• **What this task involves**
Quote the records in full and leave their pictures out.
start Given data
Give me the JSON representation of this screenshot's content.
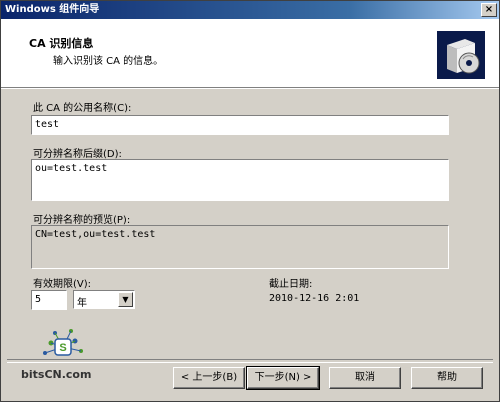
{
  "window": {
    "title": "Windows 组件向导",
    "close_glyph": "×"
  },
  "header": {
    "title": "CA 识别信息",
    "subtitle": "输入识别该 CA 的信息。"
  },
  "form": {
    "common_name_label": "此 CA 的公用名称(C):",
    "common_name_value": "test",
    "dn_suffix_label": "可分辨名称后缀(D):",
    "dn_suffix_value": "ou=test.test",
    "dn_preview_label": "可分辨名称的预览(P):",
    "dn_preview_value": "CN=test,ou=test.test",
    "validity_label": "有效期限(V):",
    "validity_value": "5",
    "validity_unit": "年",
    "expiry_label": "截止日期:",
    "expiry_value": "2010-12-16 2:01"
  },
  "buttons": {
    "back": "< 上一步(B)",
    "next": "下一步(N) >",
    "cancel": "取消",
    "help": "帮助"
  },
  "watermark": {
    "text": "bitsCN.com"
  },
  "colors": {
    "titlebar_start": "#0a246a",
    "titlebar_end": "#a6caf0",
    "logo_green": "#4a9a2a",
    "logo_blue": "#2a5aa0"
  }
}
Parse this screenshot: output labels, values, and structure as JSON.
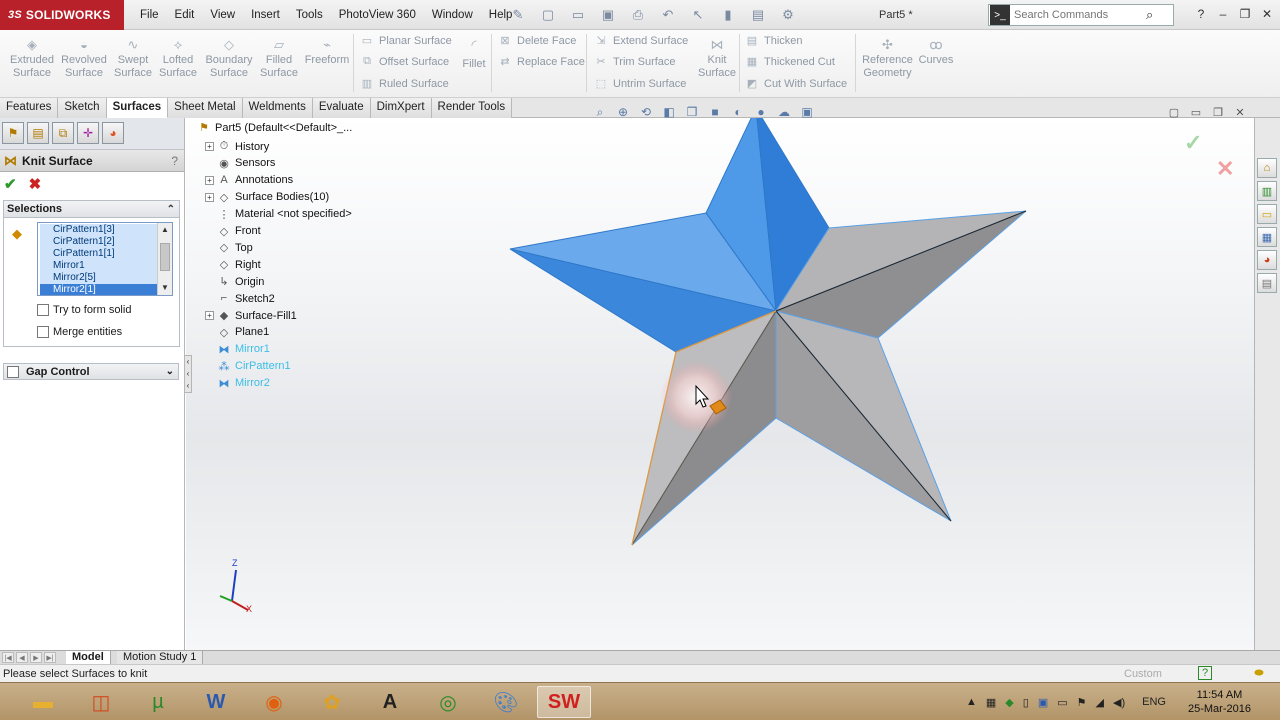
{
  "app": {
    "logo_text": "SOLIDWORKS",
    "logo_prefix": "3S",
    "document_title": "Part5 *",
    "search_placeholder": "Search Commands"
  },
  "menu": [
    "File",
    "Edit",
    "View",
    "Insert",
    "Tools",
    "PhotoView 360",
    "Window",
    "Help"
  ],
  "ribbon": {
    "large_buttons": [
      {
        "label": "Extruded\nSurface",
        "icon": "extruded-surface-icon"
      },
      {
        "label": "Revolved\nSurface",
        "icon": "revolved-surface-icon"
      },
      {
        "label": "Swept\nSurface",
        "icon": "swept-surface-icon"
      },
      {
        "label": "Lofted\nSurface",
        "icon": "lofted-surface-icon"
      },
      {
        "label": "Boundary\nSurface",
        "icon": "boundary-surface-icon"
      },
      {
        "label": "Filled\nSurface",
        "icon": "filled-surface-icon"
      },
      {
        "label": "Freeform",
        "icon": "freeform-icon"
      }
    ],
    "small_buttons_1": [
      "Planar Surface",
      "Offset Surface",
      "Ruled Surface"
    ],
    "fillet": "Fillet",
    "small_buttons_2": [
      "Delete Face",
      "Replace Face"
    ],
    "small_buttons_3": [
      "Extend Surface",
      "Trim Surface",
      "Untrim Surface"
    ],
    "knit": "Knit\nSurface",
    "small_buttons_4": [
      "Thicken",
      "Thickened Cut",
      "Cut With Surface"
    ],
    "reference_geometry": "Reference\nGeometry",
    "curves": "Curves"
  },
  "tabs": [
    "Features",
    "Sketch",
    "Surfaces",
    "Sheet Metal",
    "Weldments",
    "Evaluate",
    "DimXpert",
    "Render Tools"
  ],
  "active_tab": "Surfaces",
  "property_manager": {
    "title": "Knit Surface",
    "help": "?",
    "selections_label": "Selections",
    "selection_items": [
      "CirPattern1[3]",
      "CirPattern1[2]",
      "CirPattern1[1]",
      "Mirror1",
      "Mirror2[5]",
      "Mirror2[1]"
    ],
    "try_to_form_solid": "Try to form solid",
    "merge_entities": "Merge entities",
    "gap_control": "Gap Control"
  },
  "feature_tree": {
    "root": "Part5  (Default<<Default>_...",
    "nodes": [
      {
        "label": "History",
        "expandable": true,
        "hidden": false
      },
      {
        "label": "Sensors",
        "expandable": false,
        "hidden": false
      },
      {
        "label": "Annotations",
        "expandable": true,
        "hidden": false
      },
      {
        "label": "Surface Bodies(10)",
        "expandable": true,
        "hidden": false
      },
      {
        "label": "Material <not specified>",
        "expandable": false,
        "hidden": false
      },
      {
        "label": "Front",
        "expandable": false,
        "hidden": false
      },
      {
        "label": "Top",
        "expandable": false,
        "hidden": false
      },
      {
        "label": "Right",
        "expandable": false,
        "hidden": false
      },
      {
        "label": "Origin",
        "expandable": false,
        "hidden": false
      },
      {
        "label": "Sketch2",
        "expandable": false,
        "hidden": false
      },
      {
        "label": "Surface-Fill1",
        "expandable": true,
        "hidden": false
      },
      {
        "label": "Plane1",
        "expandable": false,
        "hidden": false
      },
      {
        "label": "Mirror1",
        "expandable": false,
        "hidden": true
      },
      {
        "label": "CirPattern1",
        "expandable": false,
        "hidden": true
      },
      {
        "label": "Mirror2",
        "expandable": false,
        "hidden": true
      }
    ]
  },
  "triad": {
    "z": "Z",
    "x": "X"
  },
  "model_tabs": [
    "Model",
    "Motion Study 1"
  ],
  "status": {
    "message": "Please select Surfaces to knit",
    "units": "Custom"
  },
  "taskbar": {
    "language": "ENG",
    "time": "11:54 AM",
    "date": "25-Mar-2016"
  },
  "colors": {
    "brand_red": "#b8202a",
    "selected_face_blue": "#3d8ee6",
    "star_gray": "#a9a9ab",
    "hidden_feature_cyan": "#3bbee6"
  }
}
end Given data
• **Written answer**
Give me the JSON representation of this screenshot's content.
{
  "window": {
    "title": "Windows 组件向导",
    "close_glyph": "×"
  },
  "header": {
    "title": "CA 识别信息",
    "subtitle": "输入识别该 CA 的信息。"
  },
  "form": {
    "common_name_label": "此 CA 的公用名称(C):",
    "common_name_value": "test",
    "dn_suffix_label": "可分辨名称后缀(D):",
    "dn_suffix_value": "ou=test.test",
    "dn_preview_label": "可分辨名称的预览(P):",
    "dn_preview_value": "CN=test,ou=test.test",
    "validity_label": "有效期限(V):",
    "validity_value": "5",
    "validity_unit": "年",
    "expiry_label": "截止日期:",
    "expiry_value": "2010-12-16 2:01"
  },
  "buttons": {
    "back": "< 上一步(B)",
    "next": "下一步(N) >",
    "cancel": "取消",
    "help": "帮助"
  },
  "watermark": {
    "text": "bitsCN.com"
  },
  "colors": {
    "titlebar_start": "#0a246a",
    "titlebar_end": "#a6caf0",
    "logo_green": "#4a9a2a",
    "logo_blue": "#2a5aa0"
  }
}
Parse this screenshot: output labels, values, and structure as JSON.
{
  "app": {
    "logo_text": "SOLIDWORKS",
    "logo_prefix": "3S",
    "document_title": "Part5 *",
    "search_placeholder": "Search Commands"
  },
  "menu": [
    "File",
    "Edit",
    "View",
    "Insert",
    "Tools",
    "PhotoView 360",
    "Window",
    "Help"
  ],
  "ribbon": {
    "large_buttons": [
      {
        "label": "Extruded\nSurface",
        "icon": "extruded-surface-icon"
      },
      {
        "label": "Revolved\nSurface",
        "icon": "revolved-surface-icon"
      },
      {
        "label": "Swept\nSurface",
        "icon": "swept-surface-icon"
      },
      {
        "label": "Lofted\nSurface",
        "icon": "lofted-surface-icon"
      },
      {
        "label": "Boundary\nSurface",
        "icon": "boundary-surface-icon"
      },
      {
        "label": "Filled\nSurface",
        "icon": "filled-surface-icon"
      },
      {
        "label": "Freeform",
        "icon": "freeform-icon"
      }
    ],
    "small_buttons_1": [
      "Planar Surface",
      "Offset Surface",
      "Ruled Surface"
    ],
    "fillet": "Fillet",
    "small_buttons_2": [
      "Delete Face",
      "Replace Face"
    ],
    "small_buttons_3": [
      "Extend Surface",
      "Trim Surface",
      "Untrim Surface"
    ],
    "knit": "Knit\nSurface",
    "small_buttons_4": [
      "Thicken",
      "Thickened Cut",
      "Cut With Surface"
    ],
    "reference_geometry": "Reference\nGeometry",
    "curves": "Curves"
  },
  "tabs": [
    "Features",
    "Sketch",
    "Surfaces",
    "Sheet Metal",
    "Weldments",
    "Evaluate",
    "DimXpert",
    "Render Tools"
  ],
  "active_tab": "Surfaces",
  "property_manager": {
    "title": "Knit Surface",
    "help": "?",
    "selections_label": "Selections",
    "selection_items": [
      "CirPattern1[3]",
      "CirPattern1[2]",
      "CirPattern1[1]",
      "Mirror1",
      "Mirror2[5]",
      "Mirror2[1]"
    ],
    "try_to_form_solid": "Try to form solid",
    "merge_entities": "Merge entities",
    "gap_control": "Gap Control"
  },
  "feature_tree": {
    "root": "Part5  (Default<<Default>_...",
    "nodes": [
      {
        "label": "History",
        "expandable": true,
        "hidden": false
      },
      {
        "label": "Sensors",
        "expandable": false,
        "hidden": false
      },
      {
        "label": "Annotations",
        "expandable": true,
        "hidden": false
      },
      {
        "label": "Surface Bodies(10)",
        "expandable": true,
        "hidden": false
      },
      {
        "label": "Material <not specified>",
        "expandable": false,
        "hidden": false
      },
      {
        "label": "Front",
        "expandable": false,
        "hidden": false
      },
      {
        "label": "Top",
        "expandable": false,
        "hidden": false
      },
      {
        "label": "Right",
        "expandable": false,
        "hidden": false
      },
      {
        "label": "Origin",
        "expandable": false,
        "hidden": false
      },
      {
        "label": "Sketch2",
        "expandable": false,
        "hidden": false
      },
      {
        "label": "Surface-Fill1",
        "expandable": true,
        "hidden": false
      },
      {
        "label": "Plane1",
        "expandable": false,
        "hidden": false
      },
      {
        "label": "Mirror1",
        "expandable": false,
        "hidden": true
      },
      {
        "label": "CirPattern1",
        "expandable": false,
        "hidden": true
      },
      {
        "label": "Mirror2",
        "expandable": false,
        "hidden": true
      }
    ]
  },
  "triad": {
    "z": "Z",
    "x": "X"
  },
  "model_tabs": [
    "Model",
    "Motion Study 1"
  ],
  "status": {
    "message": "Please select Surfaces to knit",
    "units": "Custom"
  },
  "taskbar": {
    "language": "ENG",
    "time": "11:54 AM",
    "date": "25-Mar-2016"
  },
  "colors": {
    "brand_red": "#b8202a",
    "selected_face_blue": "#3d8ee6",
    "star_gray": "#a9a9ab",
    "hidden_feature_cyan": "#3bbee6"
  }
}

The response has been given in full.